━━ Provided records ━━

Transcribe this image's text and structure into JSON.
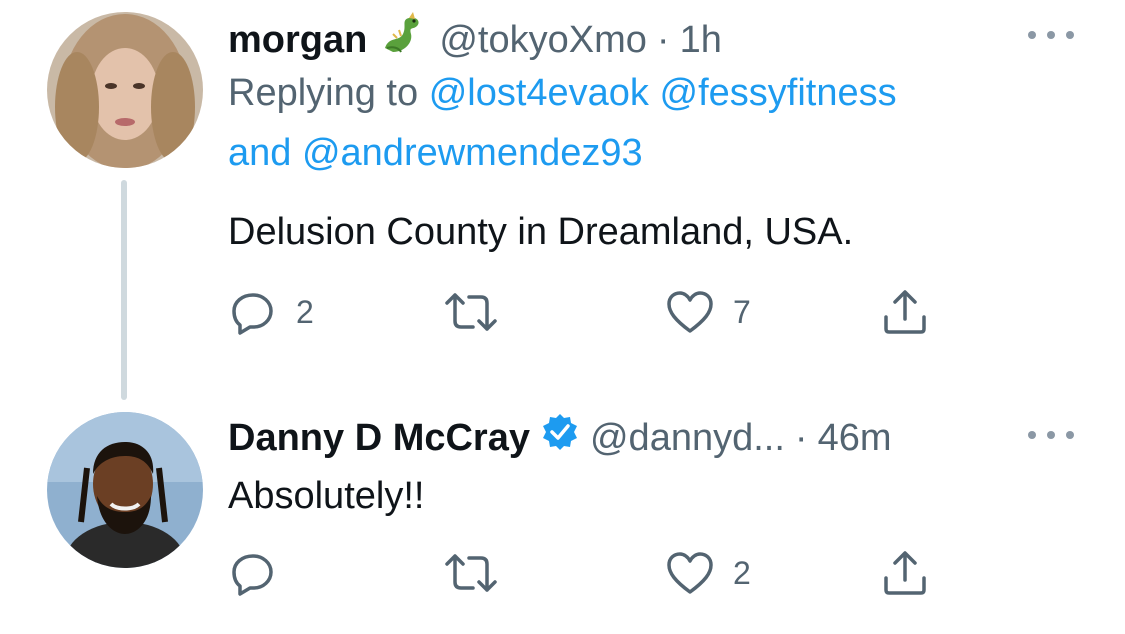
{
  "tweets": [
    {
      "name": "morgan",
      "handle": "@tokyoXmo",
      "dot": "·",
      "time": "1h",
      "replying_prefix": "Replying to",
      "mention1": "@lost4evaok",
      "mention2": "@fessyfitness",
      "and": "and",
      "mention3": "@andrewmendez93",
      "text": "Delusion County in Dreamland, USA.",
      "reply_count": "2",
      "retweet_count": "",
      "like_count": "7",
      "emoji_icon": "dragon-emoji-icon",
      "avatar_bg": "#b59a7e"
    },
    {
      "name": "Danny D McCray",
      "handle": "@dannyd...",
      "dot": "·",
      "time": "46m",
      "text": "Absolutely!!",
      "reply_count": "",
      "retweet_count": "",
      "like_count": "2",
      "verified": true,
      "avatar_bg": "#6a88a5"
    }
  ],
  "colors": {
    "link": "#1d9bf0",
    "muted": "#536471",
    "verified": "#1d9bf0",
    "thread": "#cfd9de"
  }
}
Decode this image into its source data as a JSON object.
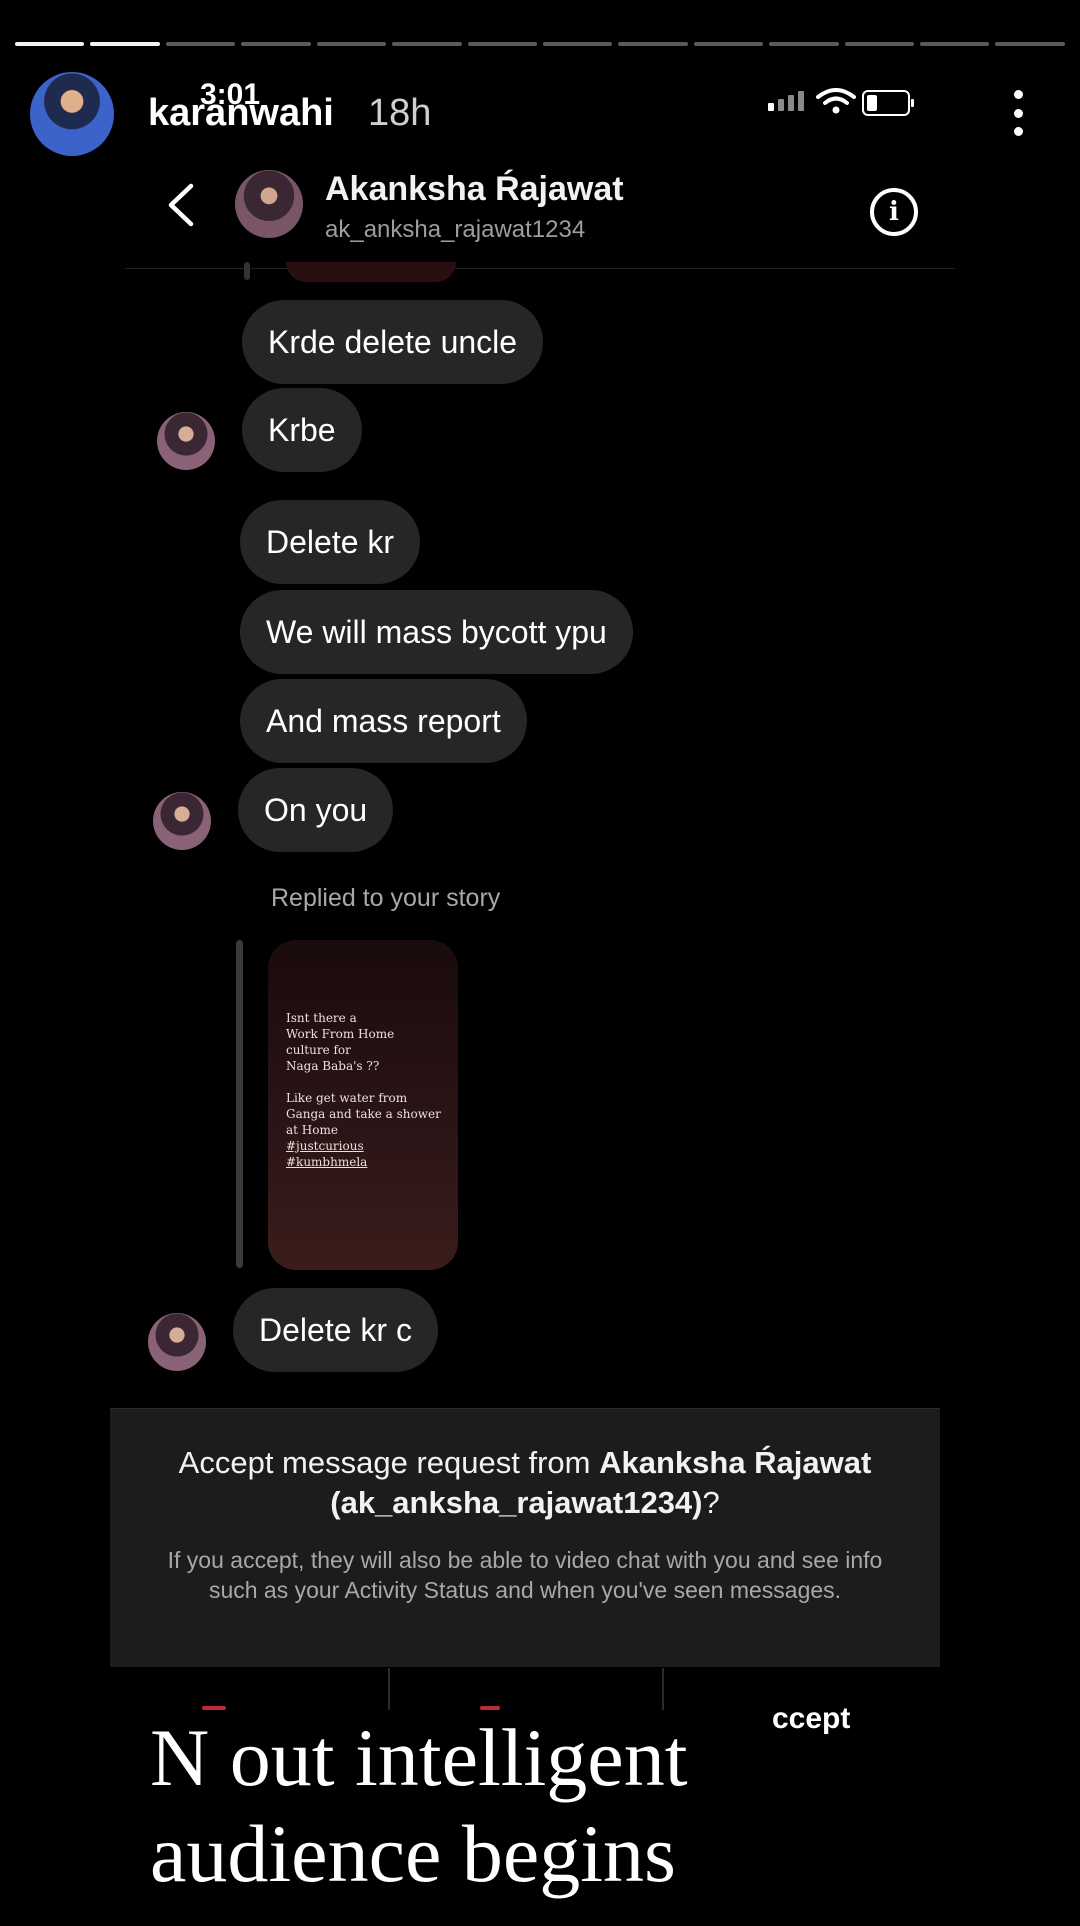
{
  "story": {
    "progress_segments_total": 14,
    "progress_segments_done": 2,
    "username": "karanwahi",
    "time_ago": "18h",
    "clock": "3:01",
    "icons": {
      "avatar": "profile-avatar",
      "signal": "cell-signal-icon",
      "wifi": "wifi-icon",
      "battery": "battery-icon",
      "more": "more-vertical-icon"
    }
  },
  "dm": {
    "contact_name": "Akanksha Ŕajawat",
    "contact_handle": "ak_anksha_rajawat1234",
    "icons": {
      "back": "back-chevron-icon",
      "info": "info-icon"
    },
    "messages": [
      "Krde delete uncle",
      "Krbe",
      "Delete kr",
      "We will mass bycott ypu",
      "And mass report",
      "On you",
      "Delete kr c"
    ],
    "replied_label": "Replied to your story",
    "story_card_lines": [
      "Isnt there a",
      "Work From Home",
      "culture for",
      "Naga Baba's ??",
      "Like get water from",
      "Ganga and take a shower",
      "at Home",
      "#justcurious",
      "#kumbhmela"
    ],
    "request": {
      "title_prefix": "Accept message request from",
      "title_name": "Akanksha Ŕajawat (ak_anksha_rajawat1234)",
      "title_suffix": "?",
      "body": "If you accept, they will also be able to video chat with you and see info such as your Activity Status and when you've seen messages."
    },
    "accept_label": "ccept"
  },
  "caption": {
    "line1": "N out intelligent",
    "line2": "audience begins"
  },
  "colors": {
    "background": "#000000",
    "bubble": "#262626",
    "request_panel": "#1c1c1c",
    "muted_text": "#a8a8a8"
  }
}
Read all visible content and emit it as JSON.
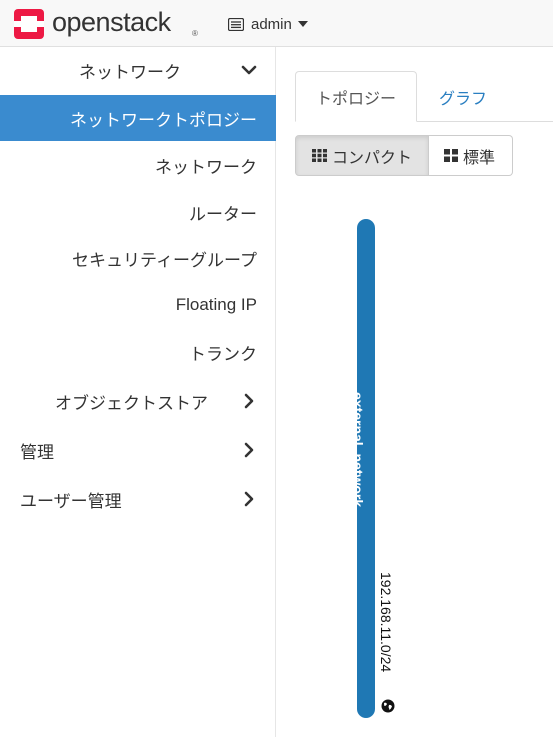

━━━

*Description of the task*.
Every line of the data above should be quoted exactly. Omit the pictures.

*Task response*.
Transcribe this image's text and structure into JSON.
{
  "tweets": [
    {
      "name": "morgan",
      "handle": "@tokyoXmo",
      "dot": "·",
      "time": "1h",
      "replying_prefix": "Replying to",
      "mention1": "@lost4evaok",
      "mention2": "@fessyfitness",
      "and": "and",
      "mention3": "@andrewmendez93",
      "text": "Delusion County in Dreamland, USA.",
      "reply_count": "2",
      "retweet_count": "",
      "like_count": "7",
      "emoji_icon": "dragon-emoji-icon",
      "avatar_bg": "#b59a7e"
    },
    {
      "name": "Danny D McCray",
      "handle": "@dannyd...",
      "dot": "·",
      "time": "46m",
      "text": "Absolutely!!",
      "reply_count": "",
      "retweet_count": "",
      "like_count": "2",
      "verified": true,
      "avatar_bg": "#6a88a5"
    }
  ],
  "colors": {
    "link": "#1d9bf0",
    "muted": "#536471",
    "verified": "#1d9bf0",
    "thread": "#cfd9de"
  }
}
Decode this image into its source data as a JSON object.
{
  "story": {
    "progress_segments_total": 14,
    "progress_segments_done": 2,
    "username": "karanwahi",
    "time_ago": "18h",
    "clock": "3:01",
    "icons": {
      "avatar": "profile-avatar",
      "signal": "cell-signal-icon",
      "wifi": "wifi-icon",
      "battery": "battery-icon",
      "more": "more-vertical-icon"
    }
  },
  "dm": {
    "contact_name": "Akanksha Ŕajawat",
    "contact_handle": "ak_anksha_rajawat1234",
    "icons": {
      "back": "back-chevron-icon",
      "info": "info-icon"
    },
    "messages": [
      "Krde delete uncle",
      "Krbe",
      "Delete kr",
      "We will mass bycott ypu",
      "And mass report",
      "On you",
      "Delete kr c"
    ],
    "replied_label": "Replied to your story",
    "story_card_lines": [
      "Isnt there a",
      "Work From Home",
      "culture for",
      "Naga Baba's ??",
      "Like get water from",
      "Ganga and take a shower",
      "at Home",
      "#justcurious",
      "#kumbhmela"
    ],
    "request": {
      "title_prefix": "Accept message request from",
      "title_name": "Akanksha Ŕajawat (ak_anksha_rajawat1234)",
      "title_suffix": "?",
      "body": "If you accept, they will also be able to video chat with you and see info such as your Activity Status and when you've seen messages."
    },
    "accept_label": "ccept"
  },
  "caption": {
    "line1": "N out intelligent",
    "line2": "audience begins"
  },
  "colors": {
    "background": "#000000",
    "bubble": "#262626",
    "request_panel": "#1c1c1c",
    "muted_text": "#a8a8a8"
  }
}
Read all visible content and emit it as JSON.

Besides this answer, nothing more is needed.